Single out each line with the word "把事情的起因" and copy it.

━━━━━━━━━━━━━━━━━━━━━━━━━━━━━━

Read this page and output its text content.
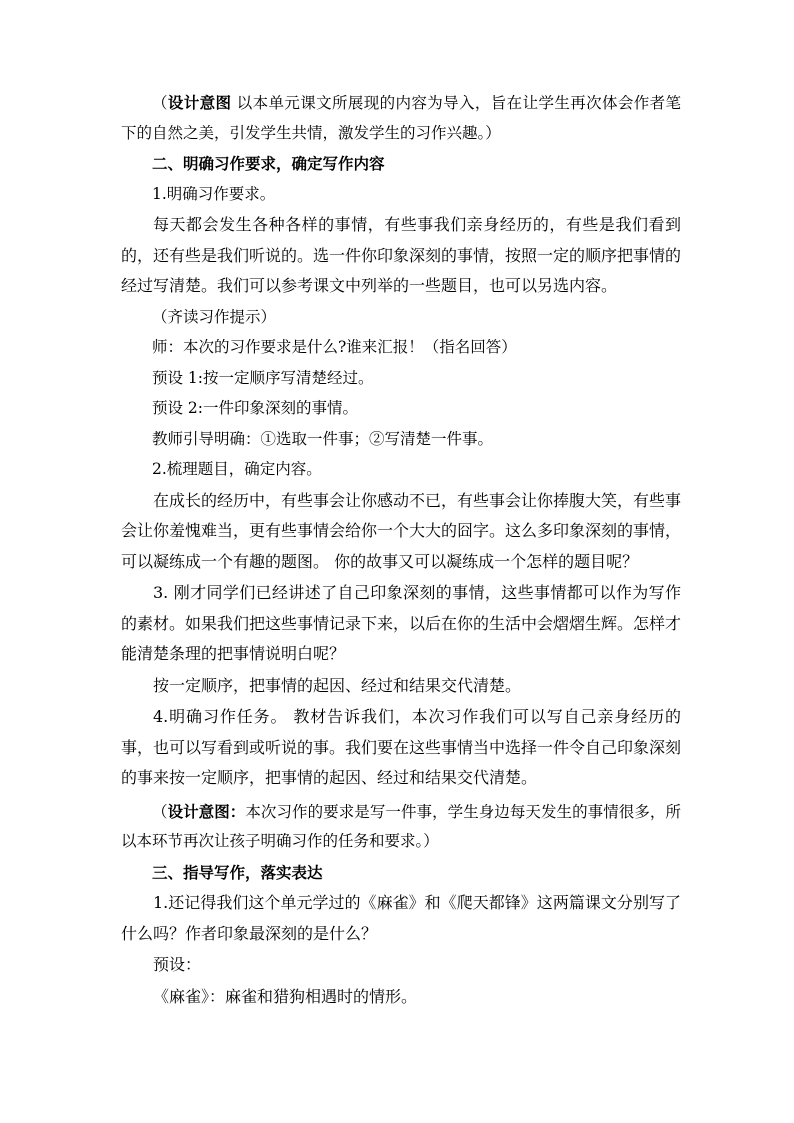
（设计意图 以本单元课文所展现的内容为导入，旨在让学生再次体会作者笔下的自然之美，引发学生共情，激发学生的习作兴趣。）

二、明确习作要求，确定写作内容

1.明确习作要求。

每天都会发生各种各样的事情，有些事我们亲身经历的，有些是我们看到的，还有些是我们听说的。选一件你印象深刻的事情，按照一定的顺序把事情的经过写清楚。我们可以参考课文中列举的一些题目，也可以另选内容。

（齐读习作提示）

师：本次的习作要求是什么?谁来汇报！（指名回答）

预设 1:按一定顺序写清楚经过。

预设 2:一件印象深刻的事情。

教师引导明确：①选取一件事；②写清楚一件事。

2.梳理题目，确定内容。

在成长的经历中，有些事会让你感动不已，有些事会让你捧腹大笑，有些事会让你羞愧难当，更有些事情会给你一个大大的囧字。这么多印象深刻的事情，可以凝练成一个有趣的题图。 你的故事又可以凝练成一个怎样的题目呢？

3. 刚才同学们已经讲述了自己印象深刻的事情，这些事情都可以作为写作的素材。如果我们把这些事情记录下来，以后在你的生活中会熠熠生辉。怎样才能清楚条理的把事情说明白呢？

按一定顺序，把事情的起因、经过和结果交代清楚。

4.明确习作任务。 教材告诉我们，本次习作我们可以写自己亲身经历的事，也可以写看到或听说的事。我们要在这些事情当中选择一件令自己印象深刻的事来按一定顺序，把事情的起因、经过和结果交代清楚。

（设计意图：本次习作的要求是写一件事，学生身边每天发生的事情很多，所以本环节再次让孩子明确习作的任务和要求。）

三、指导写作，落实表达

1.还记得我们这个单元学过的《麻雀》和《爬天都锋》这两篇课文分别写了什么吗？作者印象最深刻的是什么？

预设：

《麻雀》：麻雀和猎狗相遇时的情形。
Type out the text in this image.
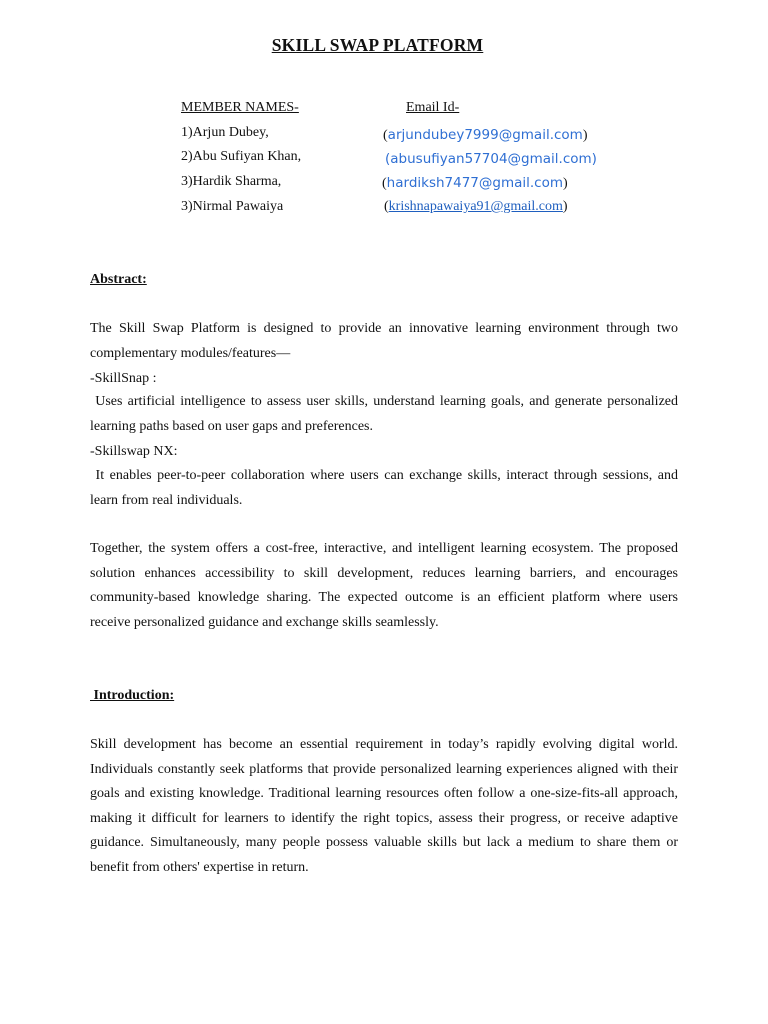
SKILL SWAP PLATFORM
MEMBER NAMES-	Email Id-
1)Arjun Dubey,	(arjundubey7999@gmail.com)
2)Abu Sufiyan Khan,	(abusufiyan57704@gmail.com)
3)Hardik Sharma,	(hardiksh7477@gmail.com)
3)Nirmal Pawaiya	(krishnapawaiya91@gmail.com)
Abstract:
The Skill Swap Platform is designed to provide an innovative learning environment through two complementary modules/features—
-SkillSnap :
Uses artificial intelligence to assess user skills, understand learning goals, and generate personalized learning paths based on user gaps and preferences.
-Skillswap NX:
It enables peer-to-peer collaboration where users can exchange skills, interact through sessions, and learn from real individuals.
Together, the system offers a cost-free, interactive, and intelligent learning ecosystem. The proposed solution enhances accessibility to skill development, reduces learning barriers, and encourages community-based knowledge sharing. The expected outcome is an efficient platform where users receive personalized guidance and exchange skills seamlessly.
Introduction:
Skill development has become an essential requirement in today’s rapidly evolving digital world. Individuals constantly seek platforms that provide personalized learning experiences aligned with their goals and existing knowledge. Traditional learning resources often follow a one-size-fits-all approach, making it difficult for learners to identify the right topics, assess their progress, or receive adaptive guidance. Simultaneously, many people possess valuable skills but lack a medium to share them or benefit from others' expertise in return.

━━━━━━━━━━━━━━━━━━━━━━━━━━━━━━

• _Completed task_:
按一定顺序，把事情的起因、经过和结果交代清楚。
4.明确习作任务。 教材告诉我们，本次习作我们可以写自己亲身经历的事，也可以写看到或听说的事。我们要在这些事情当中选择一件令自己印象深刻的事来按一定顺序，把事情的起因、经过和结果交代清楚。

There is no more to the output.